[Part of a data file]

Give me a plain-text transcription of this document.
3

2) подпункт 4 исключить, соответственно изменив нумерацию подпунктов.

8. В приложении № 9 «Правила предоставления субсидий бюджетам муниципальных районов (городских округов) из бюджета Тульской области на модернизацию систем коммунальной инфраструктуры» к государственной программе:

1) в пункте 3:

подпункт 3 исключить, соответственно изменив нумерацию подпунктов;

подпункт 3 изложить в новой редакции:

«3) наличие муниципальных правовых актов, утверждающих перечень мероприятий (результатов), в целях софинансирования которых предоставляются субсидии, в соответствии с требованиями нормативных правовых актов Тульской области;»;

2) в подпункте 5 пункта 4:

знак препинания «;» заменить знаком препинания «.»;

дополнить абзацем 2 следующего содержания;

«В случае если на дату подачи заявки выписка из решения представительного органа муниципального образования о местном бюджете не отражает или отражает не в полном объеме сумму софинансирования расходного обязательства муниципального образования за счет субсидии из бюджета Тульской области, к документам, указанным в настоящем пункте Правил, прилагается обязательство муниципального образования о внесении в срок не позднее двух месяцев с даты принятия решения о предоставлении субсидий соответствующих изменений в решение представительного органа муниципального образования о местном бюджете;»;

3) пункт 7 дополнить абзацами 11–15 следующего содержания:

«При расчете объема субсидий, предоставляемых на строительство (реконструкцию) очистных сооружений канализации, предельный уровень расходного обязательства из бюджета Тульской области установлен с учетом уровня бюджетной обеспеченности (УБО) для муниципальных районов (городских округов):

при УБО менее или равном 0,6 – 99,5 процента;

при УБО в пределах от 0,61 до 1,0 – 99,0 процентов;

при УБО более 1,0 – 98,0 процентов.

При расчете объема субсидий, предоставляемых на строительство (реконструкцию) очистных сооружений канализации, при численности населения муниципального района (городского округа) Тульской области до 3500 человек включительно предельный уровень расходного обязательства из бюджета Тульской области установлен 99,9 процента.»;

Task description >>
For each line of the listing that holds the word "предоставляемых", show that line.

Exercise output >>
«При расчете объема субсидий, предоставляемых на строительство (реконструкцию) очистных сооружений канализации, предельный уровень расходного обязательства из бюджета Тульской области установлен с учетом уровня бюджетной обеспеченности (УБО) для муниципальных районов (городских округов):
При расчете объема субсидий, предоставляемых на строительство (реконструкцию) очистных сооружений канализации, при численности населения муниципального района (городского округа) Тульской области до 3500 человек включительно предельный уровень расходного обязательства из бюджета Тульской области установлен 99,9 процента.»;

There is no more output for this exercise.